■ **DIRECTIONS**
Copy every line of the listing exactly.

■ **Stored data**
.....
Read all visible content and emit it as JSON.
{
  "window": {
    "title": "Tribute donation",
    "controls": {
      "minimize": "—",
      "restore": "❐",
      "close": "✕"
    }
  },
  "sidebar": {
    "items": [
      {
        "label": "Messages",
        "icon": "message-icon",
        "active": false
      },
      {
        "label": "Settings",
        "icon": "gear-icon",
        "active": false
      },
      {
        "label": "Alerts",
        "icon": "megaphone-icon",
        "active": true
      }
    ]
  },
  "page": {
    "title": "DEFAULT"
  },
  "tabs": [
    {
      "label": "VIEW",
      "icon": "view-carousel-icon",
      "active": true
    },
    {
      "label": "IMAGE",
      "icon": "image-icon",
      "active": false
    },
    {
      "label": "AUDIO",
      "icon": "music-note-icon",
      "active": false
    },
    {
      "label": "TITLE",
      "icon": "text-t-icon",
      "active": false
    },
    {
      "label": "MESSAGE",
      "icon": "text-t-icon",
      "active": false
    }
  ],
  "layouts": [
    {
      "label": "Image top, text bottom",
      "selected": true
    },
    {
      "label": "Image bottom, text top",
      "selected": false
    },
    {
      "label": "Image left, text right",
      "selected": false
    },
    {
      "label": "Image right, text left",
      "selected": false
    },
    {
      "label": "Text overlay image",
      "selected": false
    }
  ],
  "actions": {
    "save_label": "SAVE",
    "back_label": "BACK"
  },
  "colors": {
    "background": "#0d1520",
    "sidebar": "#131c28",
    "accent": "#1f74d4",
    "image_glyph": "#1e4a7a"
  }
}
.....
■ **RESULT FOR THIS EXERCISE**
Read all visible content and emit it as JSON.
{
  "window": {
    "title": "Tribute donation",
    "controls": {
      "minimize": "—",
      "restore": "❐",
      "close": "✕"
    }
  },
  "sidebar": {
    "items": [
      {
        "label": "Messages",
        "icon": "message-icon",
        "active": false
      },
      {
        "label": "Settings",
        "icon": "gear-icon",
        "active": false
      },
      {
        "label": "Alerts",
        "icon": "megaphone-icon",
        "active": true
      }
    ]
  },
  "page": {
    "title": "DEFAULT"
  },
  "tabs": [
    {
      "label": "VIEW",
      "icon": "view-carousel-icon",
      "active": true
    },
    {
      "label": "IMAGE",
      "icon": "image-icon",
      "active": false
    },
    {
      "label": "AUDIO",
      "icon": "music-note-icon",
      "active": false
    },
    {
      "label": "TITLE",
      "icon": "text-t-icon",
      "active": false
    },
    {
      "label": "MESSAGE",
      "icon": "text-t-icon",
      "active": false
    }
  ],
  "layouts": [
    {
      "label": "Image top, text bottom",
      "selected": true
    },
    {
      "label": "Image bottom, text top",
      "selected": false
    },
    {
      "label": "Image left, text right",
      "selected": false
    },
    {
      "label": "Image right, text left",
      "selected": false
    },
    {
      "label": "Text overlay image",
      "selected": false
    }
  ],
  "actions": {
    "save_label": "SAVE",
    "back_label": "BACK"
  },
  "colors": {
    "background": "#0d1520",
    "sidebar": "#131c28",
    "accent": "#1f74d4",
    "image_glyph": "#1e4a7a"
  }
}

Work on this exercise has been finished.